**Material for the task**
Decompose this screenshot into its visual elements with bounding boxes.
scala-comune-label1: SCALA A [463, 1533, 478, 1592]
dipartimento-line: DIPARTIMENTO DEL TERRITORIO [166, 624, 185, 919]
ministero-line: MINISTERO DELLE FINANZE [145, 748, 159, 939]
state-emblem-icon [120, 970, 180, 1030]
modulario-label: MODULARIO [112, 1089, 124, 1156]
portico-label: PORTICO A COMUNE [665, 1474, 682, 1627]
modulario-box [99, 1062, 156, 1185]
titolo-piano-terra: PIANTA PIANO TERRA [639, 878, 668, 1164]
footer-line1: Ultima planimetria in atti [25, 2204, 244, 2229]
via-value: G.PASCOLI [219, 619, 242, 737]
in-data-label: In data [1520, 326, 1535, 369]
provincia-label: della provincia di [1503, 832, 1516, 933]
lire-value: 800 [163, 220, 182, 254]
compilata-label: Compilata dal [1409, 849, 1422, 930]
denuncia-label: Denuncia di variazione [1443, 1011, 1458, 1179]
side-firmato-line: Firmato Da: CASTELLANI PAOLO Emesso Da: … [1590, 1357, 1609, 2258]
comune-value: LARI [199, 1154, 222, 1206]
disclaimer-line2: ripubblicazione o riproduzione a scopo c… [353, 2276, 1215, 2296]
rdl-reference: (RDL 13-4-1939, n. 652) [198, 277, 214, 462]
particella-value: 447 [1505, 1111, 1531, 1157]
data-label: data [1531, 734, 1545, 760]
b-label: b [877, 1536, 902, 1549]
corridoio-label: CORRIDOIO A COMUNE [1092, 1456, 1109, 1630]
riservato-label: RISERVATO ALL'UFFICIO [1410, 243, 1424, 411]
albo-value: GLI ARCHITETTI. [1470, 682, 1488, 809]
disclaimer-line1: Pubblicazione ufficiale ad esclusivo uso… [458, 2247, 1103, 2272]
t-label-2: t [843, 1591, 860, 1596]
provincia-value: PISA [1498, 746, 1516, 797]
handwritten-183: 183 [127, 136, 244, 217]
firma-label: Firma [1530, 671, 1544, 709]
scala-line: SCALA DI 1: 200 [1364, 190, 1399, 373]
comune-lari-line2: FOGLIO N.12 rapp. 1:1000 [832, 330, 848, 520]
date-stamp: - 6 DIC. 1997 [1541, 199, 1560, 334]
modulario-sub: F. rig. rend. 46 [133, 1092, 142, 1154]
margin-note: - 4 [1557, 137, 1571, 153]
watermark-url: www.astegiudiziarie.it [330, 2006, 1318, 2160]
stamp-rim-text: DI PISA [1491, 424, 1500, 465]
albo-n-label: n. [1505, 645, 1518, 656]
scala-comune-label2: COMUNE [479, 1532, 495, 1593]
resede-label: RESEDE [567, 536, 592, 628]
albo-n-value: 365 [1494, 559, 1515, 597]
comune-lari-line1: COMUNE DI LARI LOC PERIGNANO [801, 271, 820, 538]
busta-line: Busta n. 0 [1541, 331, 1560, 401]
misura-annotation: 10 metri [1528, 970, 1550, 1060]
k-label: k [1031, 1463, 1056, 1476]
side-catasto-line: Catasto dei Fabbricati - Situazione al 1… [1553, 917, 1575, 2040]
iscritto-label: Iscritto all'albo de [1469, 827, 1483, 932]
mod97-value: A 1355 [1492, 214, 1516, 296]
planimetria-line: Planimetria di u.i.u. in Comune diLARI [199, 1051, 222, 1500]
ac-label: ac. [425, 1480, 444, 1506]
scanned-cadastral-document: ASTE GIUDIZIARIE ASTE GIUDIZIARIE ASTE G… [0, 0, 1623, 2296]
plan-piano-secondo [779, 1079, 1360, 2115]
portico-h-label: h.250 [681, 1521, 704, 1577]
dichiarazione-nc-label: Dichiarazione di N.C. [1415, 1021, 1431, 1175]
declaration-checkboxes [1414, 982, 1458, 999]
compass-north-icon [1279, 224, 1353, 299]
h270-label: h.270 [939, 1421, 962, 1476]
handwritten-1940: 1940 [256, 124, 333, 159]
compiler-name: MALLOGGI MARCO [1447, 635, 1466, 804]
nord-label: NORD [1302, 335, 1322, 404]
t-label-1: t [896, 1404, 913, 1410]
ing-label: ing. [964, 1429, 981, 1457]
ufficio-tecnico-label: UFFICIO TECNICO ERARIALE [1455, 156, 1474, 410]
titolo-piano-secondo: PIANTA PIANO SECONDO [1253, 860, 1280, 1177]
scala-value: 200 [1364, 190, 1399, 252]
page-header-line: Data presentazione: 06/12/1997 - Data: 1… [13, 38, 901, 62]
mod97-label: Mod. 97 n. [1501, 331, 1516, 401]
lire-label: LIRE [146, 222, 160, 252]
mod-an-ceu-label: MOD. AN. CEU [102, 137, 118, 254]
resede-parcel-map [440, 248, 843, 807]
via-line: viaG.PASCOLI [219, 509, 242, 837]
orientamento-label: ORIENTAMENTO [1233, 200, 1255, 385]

**Given instruction**
Please convert the listing above into a Markdown table with the columns "Row" and "Entry", giving each line its own numbered row and leaving out blank lines.

**Reply to the exercise**
| Row | Entry |
|---|---|
| 1 | Decompose this screenshot into its visual elements with bounding boxes. |
| 2 | scala-comune-label1: SCALA A [463, 1533, 478, 1592] |
| 3 | dipartimento-line: DIPARTIMENTO DEL TERRITORIO [166, 624, 185, 919] |
| 4 | ministero-line: MINISTERO DELLE FINANZE [145, 748, 159, 939] |
| 5 | state-emblem-icon [120, 970, 180, 1030] |
| 6 | modulario-label: MODULARIO [112, 1089, 124, 1156] |
| 7 | portico-label: PORTICO A COMUNE [665, 1474, 682, 1627] |
| 8 | modulario-box [99, 1062, 156, 1185] |
| 9 | titolo-piano-terra: PIANTA PIANO TERRA [639, 878, 668, 1164] |
| 10 | footer-line1: Ultima planimetria in atti [25, 2204, 244, 2229] |
| 11 | via-value: G.PASCOLI [219, 619, 242, 737] |
| 12 | in-data-label: In data [1520, 326, 1535, 369] |
| 13 | provincia-label: della provincia di [1503, 832, 1516, 933] |
| 14 | lire-value: 800 [163, 220, 182, 254] |
| 15 | compilata-label: Compilata dal [1409, 849, 1422, 930] |
| 16 | denuncia-label: Denuncia di variazione [1443, 1011, 1458, 1179] |
| 17 | side-firmato-line: Firmato Da: CASTELLANI PAOLO Emesso Da: … [1590, 1357, 1609, 2258] |
| 18 | comune-value: LARI [199, 1154, 222, 1206] |
| 19 | disclaimer-line2: ripubblicazione o riproduzione a scopo c… [353, 2276, 1215, 2296] |
| 20 | rdl-reference: (RDL 13-4-1939, n. 652) [198, 277, 214, 462] |
| 21 | particella-value: 447 [1505, 1111, 1531, 1157] |
| 22 | data-label: data [1531, 734, 1545, 760] |
| 23 | b-label: b [877, 1536, 902, 1549] |
| 24 | corridoio-label: CORRIDOIO A COMUNE [1092, 1456, 1109, 1630] |
| 25 | riservato-label: RISERVATO ALL'UFFICIO [1410, 243, 1424, 411] |
| 26 | albo-value: GLI ARCHITETTI. [1470, 682, 1488, 809] |
| 27 | disclaimer-line1: Pubblicazione ufficiale ad esclusivo uso… [458, 2247, 1103, 2272] |
| 28 | t-label-2: t [843, 1591, 860, 1596] |
| 29 | provincia-value: PISA [1498, 746, 1516, 797] |
| 30 | handwritten-183: 183 [127, 136, 244, 217] |
| 31 | firma-label: Firma [1530, 671, 1544, 709] |
| 32 | scala-line: SCALA DI 1: 200 [1364, 190, 1399, 373] |
| 33 | comune-lari-line2: FOGLIO N.12 rapp. 1:1000 [832, 330, 848, 520] |
| 34 | date-stamp: - 6 DIC. 1997 [1541, 199, 1560, 334] |
| 35 | modulario-sub: F. rig. rend. 46 [133, 1092, 142, 1154] |
| 36 | margin-note: - 4 [1557, 137, 1571, 153] |
| 37 | watermark-url: www.astegiudiziarie.it [330, 2006, 1318, 2160] |
| 38 | stamp-rim-text: DI PISA [1491, 424, 1500, 465] |
| 39 | albo-n-label: n. [1505, 645, 1518, 656] |
| 40 | scala-comune-label2: COMUNE [479, 1532, 495, 1593] |
| 41 | resede-label: RESEDE [567, 536, 592, 628] |
| 42 | albo-n-value: 365 [1494, 559, 1515, 597] |
| 43 | comune-lari-line1: COMUNE DI LARI LOC PERIGNANO [801, 271, 820, 538] |
| 44 | busta-line: Busta n. 0 [1541, 331, 1560, 401] |
| 45 | misura-annotation: 10 metri [1528, 970, 1550, 1060] |
| 46 | k-label: k [1031, 1463, 1056, 1476] |
| 47 | side-catasto-line: Catasto dei Fabbricati - Situazione al 1… [1553, 917, 1575, 2040] |
| 48 | iscritto-label: Iscritto all'albo de [1469, 827, 1483, 932] |
| 49 | mod97-value: A 1355 [1492, 214, 1516, 296] |
| 50 | planimetria-line: Planimetria di u.i.u. in Comune diLARI [199, 1051, 222, 1500] |
| 51 | ac-label: ac. [425, 1480, 444, 1506] |
| 52 | scanned-cadastral-document: ASTE GIUDIZIARIE ASTE GIUDIZIARIE ASTE G… [0, 0, 1623, 2296] |
| 53 | plan-piano-secondo [779, 1079, 1360, 2115] |
| 54 | portico-h-label: h.250 [681, 1521, 704, 1577] |
| 55 | dichiarazione-nc-label: Dichiarazione di N.C. [1415, 1021, 1431, 1175] |
| 56 | declaration-checkboxes [1414, 982, 1458, 999] |
| 57 | compass-north-icon [1279, 224, 1353, 299] |
| 58 | h270-label: h.270 [939, 1421, 962, 1476] |
| 59 | handwritten-1940: 1940 [256, 124, 333, 159] |
| 60 | compiler-name: MALLOGGI MARCO [1447, 635, 1466, 804] |
| 61 | nord-label: NORD [1302, 335, 1322, 404] |
| 62 | t-label-1: t [896, 1404, 913, 1410] |
| 63 | ing-label: ing. [964, 1429, 981, 1457] |
| 64 | ufficio-tecnico-label: UFFICIO TECNICO ERARIALE [1455, 156, 1474, 410] |
| 65 | titolo-piano-secondo: PIANTA PIANO SECONDO [1253, 860, 1280, 1177] |
| 66 | scala-value: 200 [1364, 190, 1399, 252] |
| 67 | page-header-line: Data presentazione: 06/12/1997 - Data: 1… [13, 38, 901, 62] |
| 68 | mod97-label: Mod. 97 n. [1501, 331, 1516, 401] |
| 69 | lire-label: LIRE [146, 222, 160, 252] |
| 70 | mod-an-ceu-label: MOD. AN. CEU [102, 137, 118, 254] |
| 71 | resede-parcel-map [440, 248, 843, 807] |
| 72 | via-line: viaG.PASCOLI [219, 509, 242, 837] |
| 73 | orientamento-label: ORIENTAMENTO [1233, 200, 1255, 385] |